Play fighting. My two look like this when they're going at it.


----------



## Augustine (Nov 27, 2014)

Wow, your black and white kitty looks just like my girl, Ammy.

Also, that's definitely play-fighting.


----------



## KsKatt (Jul 6, 2014)

MowMow, you just stand by and watch? You make no attempt to break it up? Do you have a deal with the vet you can drop by and pick up antibiotics for the abscesses?


----------



## ArtNJ (May 18, 2011)

KsKatt said:


> MowMow, you just stand by and watch? You make no attempt to break it up? Do you have a deal with the vet you can drop by and pick up antibiotics for the abscesses?


Wow, yeah, I've had to pay for surgical treatment of abscesses from my own cat's fighting in the past, and I'm right there with you KsKatt, I would NEVER let my cat's fight like this (MowMow's cats) with each other. I mean, MowMow is a long time vet, knows whats what, but AFAIK, for most cats, a fight like that video is one step away from a bite, abscess, a big vet bill and a very unhappy kitty wearing the cone of shame.

Dataset entries
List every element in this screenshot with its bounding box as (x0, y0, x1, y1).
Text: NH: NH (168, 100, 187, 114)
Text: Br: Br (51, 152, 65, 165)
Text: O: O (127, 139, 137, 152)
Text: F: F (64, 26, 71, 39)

EXERCISE A> In the cat forum thread, what name does Augustine give for the cat that the black and white kitty resembles?
EXERCISE B> Reproduce the cat forum thread word for word from "## ArtNJ (May" up to and including "cone of shame.".

EXPECTED OUTPUT A> Ammy.

EXPECTED OUTPUT B>
## ArtNJ (May 18, 2011)

KsKatt said:


> MowMow, you just stand by and watch? You make no attempt to break it up? Do you have a deal with the vet you can drop by and pick up antibiotics for the abscesses?


Wow, yeah, I've had to pay for surgical treatment of abscesses from my own cat's fighting in the past, and I'm right there with you KsKatt, I would NEVER let my cat's fight like this (MowMow's cats) with each other. I mean, MowMow is a long time vet, knows whats what, but AFAIK, for most cats, a fight like that video is one step away from a bite, abscess, a big vet bill and a very unhappy kitty wearing the cone of shame.